Could you transcribe every record below exactly as written, leaving out any pictures?
— Begin —
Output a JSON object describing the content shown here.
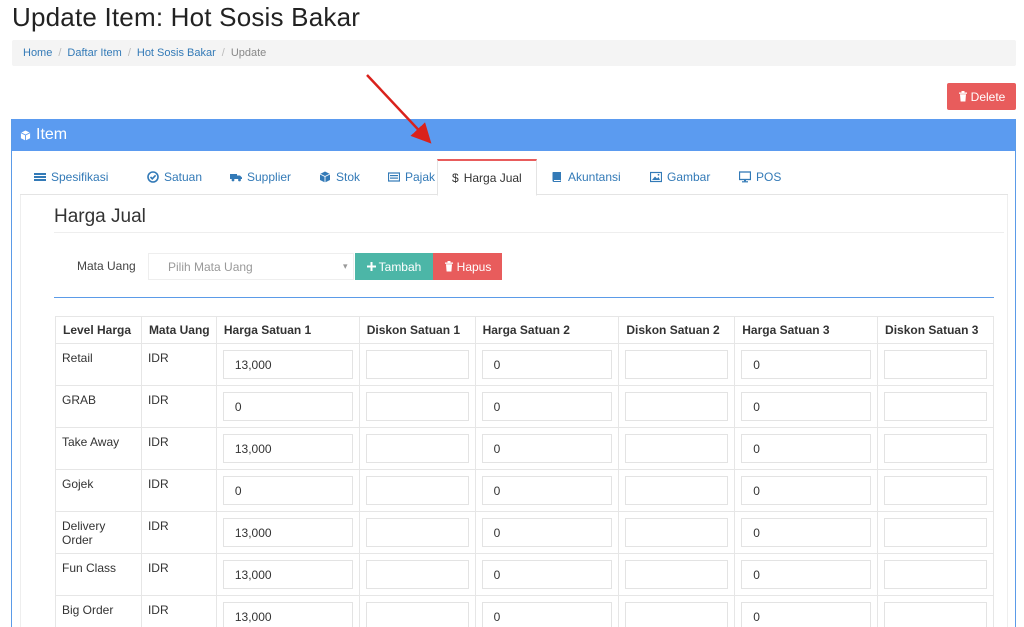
{
  "page": {
    "title": "Update Item: Hot Sosis Bakar"
  },
  "breadcrumb": [
    "Home",
    "Daftar Item",
    "Hot Sosis Bakar",
    "Update"
  ],
  "actions": {
    "delete_label": "Delete"
  },
  "panel": {
    "title": "Item"
  },
  "tabs": [
    {
      "label": "Spesifikasi",
      "icon": "list-icon"
    },
    {
      "label": "Satuan",
      "icon": "check-circle-icon"
    },
    {
      "label": "Supplier",
      "icon": "truck-icon"
    },
    {
      "label": "Stok",
      "icon": "cube-icon"
    },
    {
      "label": "Pajak",
      "icon": "receipt-icon"
    },
    {
      "label": "Harga Jual",
      "icon": "dollar-icon",
      "active": true
    },
    {
      "label": "Akuntansi",
      "icon": "book-icon"
    },
    {
      "label": "Gambar",
      "icon": "image-icon"
    },
    {
      "label": "POS",
      "icon": "monitor-icon"
    }
  ],
  "section": {
    "title": "Harga Jual",
    "currency_label": "Mata Uang",
    "currency_placeholder": "Pilih Mata Uang",
    "add_label": "Tambah",
    "remove_label": "Hapus"
  },
  "table": {
    "headers": [
      "Level Harga",
      "Mata Uang",
      "Harga Satuan 1",
      "Diskon Satuan 1",
      "Harga Satuan 2",
      "Diskon Satuan 2",
      "Harga Satuan 3",
      "Diskon Satuan 3"
    ],
    "rows": [
      {
        "level": "Retail",
        "currency": "IDR",
        "h1": "13,000",
        "d1": "",
        "h2": "0",
        "d2": "",
        "h3": "0",
        "d3": ""
      },
      {
        "level": "GRAB",
        "currency": "IDR",
        "h1": "0",
        "d1": "",
        "h2": "0",
        "d2": "",
        "h3": "0",
        "d3": ""
      },
      {
        "level": "Take Away",
        "currency": "IDR",
        "h1": "13,000",
        "d1": "",
        "h2": "0",
        "d2": "",
        "h3": "0",
        "d3": ""
      },
      {
        "level": "Gojek",
        "currency": "IDR",
        "h1": "0",
        "d1": "",
        "h2": "0",
        "d2": "",
        "h3": "0",
        "d3": ""
      },
      {
        "level": "Delivery Order",
        "currency": "IDR",
        "h1": "13,000",
        "d1": "",
        "h2": "0",
        "d2": "",
        "h3": "0",
        "d3": ""
      },
      {
        "level": "Fun Class",
        "currency": "IDR",
        "h1": "13,000",
        "d1": "",
        "h2": "0",
        "d2": "",
        "h3": "0",
        "d3": ""
      },
      {
        "level": "Big Order",
        "currency": "IDR",
        "h1": "13,000",
        "d1": "",
        "h2": "0",
        "d2": "",
        "h3": "0",
        "d3": ""
      }
    ]
  },
  "colors": {
    "accent": "#5b9bf0",
    "danger": "#e85c5c",
    "success": "#4cb6a7",
    "link": "#337ab7"
  }
}
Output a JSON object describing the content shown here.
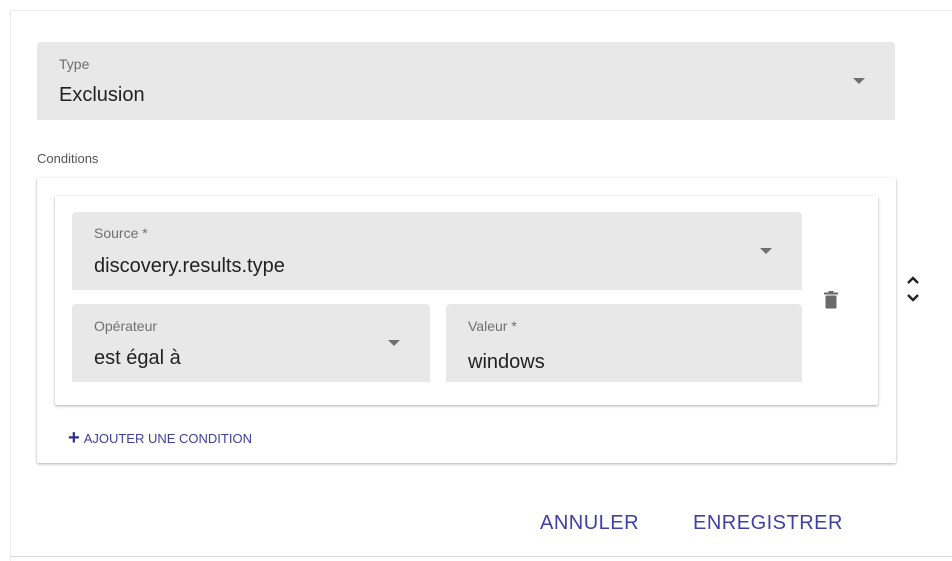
{
  "type_field": {
    "label": "Type",
    "value": "Exclusion"
  },
  "conditions": {
    "section_label": "Conditions",
    "items": [
      {
        "source": {
          "label": "Source *",
          "value": "discovery.results.type"
        },
        "operator": {
          "label": "Opérateur",
          "value": "est égal à"
        },
        "value": {
          "label": "Valeur *",
          "value": "windows"
        }
      }
    ],
    "add_label": "AJOUTER UNE CONDITION",
    "add_icon": "plus-icon",
    "delete_icon": "trash-icon",
    "reorder_icons": [
      "chevron-up-icon",
      "chevron-down-icon"
    ]
  },
  "actions": {
    "cancel_label": "ANNULER",
    "save_label": "ENREGISTRER"
  },
  "colors": {
    "field_bg": "#e8e8e8",
    "accent": "#3f3fa8"
  }
}
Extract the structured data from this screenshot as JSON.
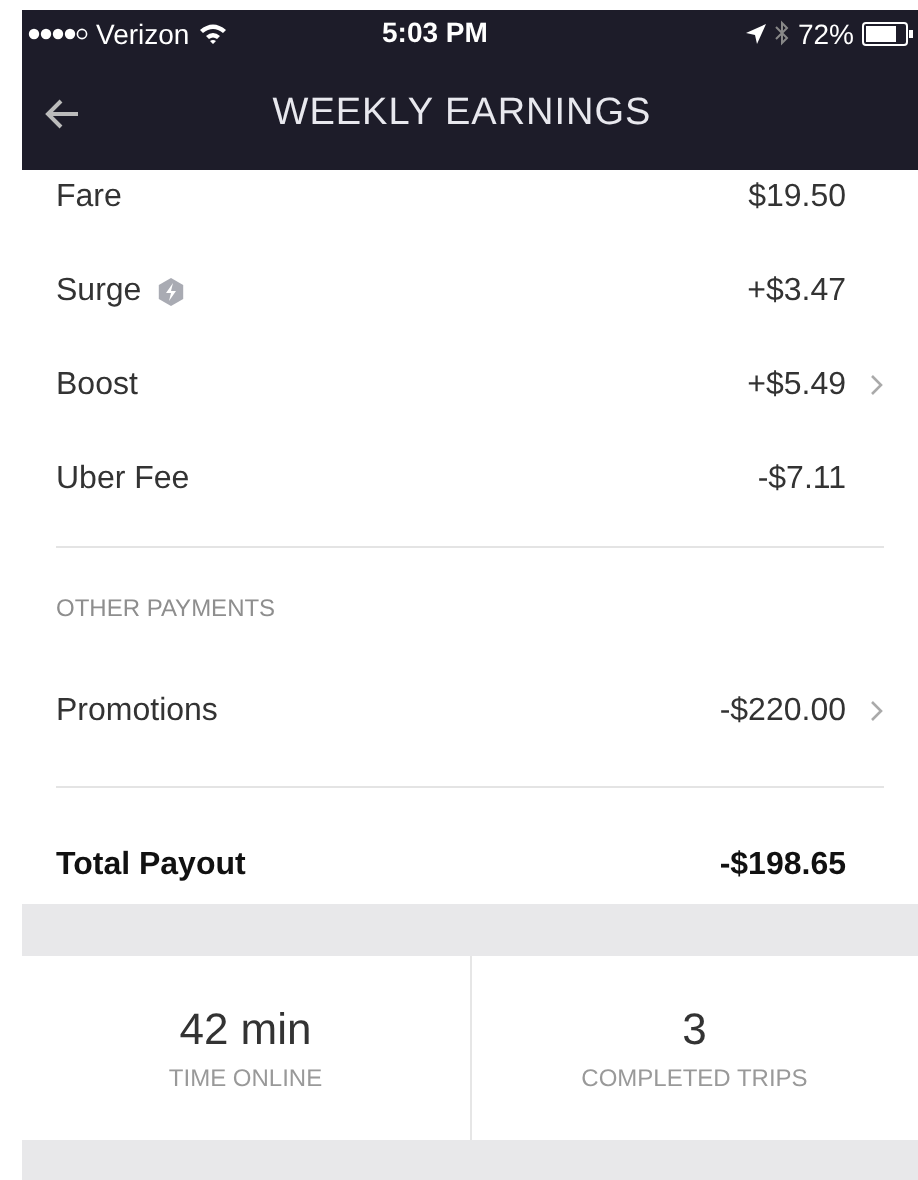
{
  "status_bar": {
    "carrier": "Verizon",
    "time": "5:03 PM",
    "battery": "72%"
  },
  "nav": {
    "title": "WEEKLY EARNINGS"
  },
  "breakdown": [
    {
      "label": "Fare",
      "amount": "$19.50",
      "surge_icon": false,
      "chevron": false
    },
    {
      "label": "Surge",
      "amount": "+$3.47",
      "surge_icon": true,
      "chevron": false
    },
    {
      "label": "Boost",
      "amount": "+$5.49",
      "surge_icon": false,
      "chevron": true
    },
    {
      "label": "Uber Fee",
      "amount": "-$7.11",
      "surge_icon": false,
      "chevron": false
    }
  ],
  "other_payments": {
    "heading": "OTHER PAYMENTS",
    "rows": [
      {
        "label": "Promotions",
        "amount": "-$220.00",
        "surge_icon": false,
        "chevron": true
      }
    ]
  },
  "total": {
    "label": "Total Payout",
    "amount": "-$198.65"
  },
  "stats": [
    {
      "value": "42 min",
      "label": "TIME ONLINE"
    },
    {
      "value": "3",
      "label": "COMPLETED TRIPS"
    }
  ]
}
— End —
- Right answer:
Output a JSON object describing the content shown here.
{
  "page": {
    "title": "Update Item: Hot Sosis Bakar"
  },
  "breadcrumb": [
    "Home",
    "Daftar Item",
    "Hot Sosis Bakar",
    "Update"
  ],
  "actions": {
    "delete_label": "Delete"
  },
  "panel": {
    "title": "Item"
  },
  "tabs": [
    {
      "label": "Spesifikasi",
      "icon": "list-icon"
    },
    {
      "label": "Satuan",
      "icon": "check-circle-icon"
    },
    {
      "label": "Supplier",
      "icon": "truck-icon"
    },
    {
      "label": "Stok",
      "icon": "cube-icon"
    },
    {
      "label": "Pajak",
      "icon": "receipt-icon"
    },
    {
      "label": "Harga Jual",
      "icon": "dollar-icon",
      "active": true
    },
    {
      "label": "Akuntansi",
      "icon": "book-icon"
    },
    {
      "label": "Gambar",
      "icon": "image-icon"
    },
    {
      "label": "POS",
      "icon": "monitor-icon"
    }
  ],
  "section": {
    "title": "Harga Jual",
    "currency_label": "Mata Uang",
    "currency_placeholder": "Pilih Mata Uang",
    "add_label": "Tambah",
    "remove_label": "Hapus"
  },
  "table": {
    "headers": [
      "Level Harga",
      "Mata Uang",
      "Harga Satuan 1",
      "Diskon Satuan 1",
      "Harga Satuan 2",
      "Diskon Satuan 2",
      "Harga Satuan 3",
      "Diskon Satuan 3"
    ],
    "rows": [
      {
        "level": "Retail",
        "currency": "IDR",
        "h1": "13,000",
        "d1": "",
        "h2": "0",
        "d2": "",
        "h3": "0",
        "d3": ""
      },
      {
        "level": "GRAB",
        "currency": "IDR",
        "h1": "0",
        "d1": "",
        "h2": "0",
        "d2": "",
        "h3": "0",
        "d3": ""
      },
      {
        "level": "Take Away",
        "currency": "IDR",
        "h1": "13,000",
        "d1": "",
        "h2": "0",
        "d2": "",
        "h3": "0",
        "d3": ""
      },
      {
        "level": "Gojek",
        "currency": "IDR",
        "h1": "0",
        "d1": "",
        "h2": "0",
        "d2": "",
        "h3": "0",
        "d3": ""
      },
      {
        "level": "Delivery Order",
        "currency": "IDR",
        "h1": "13,000",
        "d1": "",
        "h2": "0",
        "d2": "",
        "h3": "0",
        "d3": ""
      },
      {
        "level": "Fun Class",
        "currency": "IDR",
        "h1": "13,000",
        "d1": "",
        "h2": "0",
        "d2": "",
        "h3": "0",
        "d3": ""
      },
      {
        "level": "Big Order",
        "currency": "IDR",
        "h1": "13,000",
        "d1": "",
        "h2": "0",
        "d2": "",
        "h3": "0",
        "d3": ""
      }
    ]
  },
  "colors": {
    "accent": "#5b9bf0",
    "danger": "#e85c5c",
    "success": "#4cb6a7",
    "link": "#337ab7"
  }
}
Output a JSON object describing the content shown here.
{
  "type_field": {
    "label": "Type",
    "value": "Exclusion"
  },
  "conditions": {
    "section_label": "Conditions",
    "items": [
      {
        "source": {
          "label": "Source *",
          "value": "discovery.results.type"
        },
        "operator": {
          "label": "Opérateur",
          "value": "est égal à"
        },
        "value": {
          "label": "Valeur *",
          "value": "windows"
        }
      }
    ],
    "add_label": "AJOUTER UNE CONDITION",
    "add_icon": "plus-icon",
    "delete_icon": "trash-icon",
    "reorder_icons": [
      "chevron-up-icon",
      "chevron-down-icon"
    ]
  },
  "actions": {
    "cancel_label": "ANNULER",
    "save_label": "ENREGISTRER"
  },
  "colors": {
    "field_bg": "#e8e8e8",
    "accent": "#3f3fa8"
  }
}
Extract the structured data from this screenshot as JSON.
{
  "status_bar": {
    "carrier": "Verizon",
    "time": "5:03 PM",
    "battery": "72%"
  },
  "nav": {
    "title": "WEEKLY EARNINGS"
  },
  "breakdown": [
    {
      "label": "Fare",
      "amount": "$19.50",
      "surge_icon": false,
      "chevron": false
    },
    {
      "label": "Surge",
      "amount": "+$3.47",
      "surge_icon": true,
      "chevron": false
    },
    {
      "label": "Boost",
      "amount": "+$5.49",
      "surge_icon": false,
      "chevron": true
    },
    {
      "label": "Uber Fee",
      "amount": "-$7.11",
      "surge_icon": false,
      "chevron": false
    }
  ],
  "other_payments": {
    "heading": "OTHER PAYMENTS",
    "rows": [
      {
        "label": "Promotions",
        "amount": "-$220.00",
        "surge_icon": false,
        "chevron": true
      }
    ]
  },
  "total": {
    "label": "Total Payout",
    "amount": "-$198.65"
  },
  "stats": [
    {
      "value": "42 min",
      "label": "TIME ONLINE"
    },
    {
      "value": "3",
      "label": "COMPLETED TRIPS"
    }
  ]
}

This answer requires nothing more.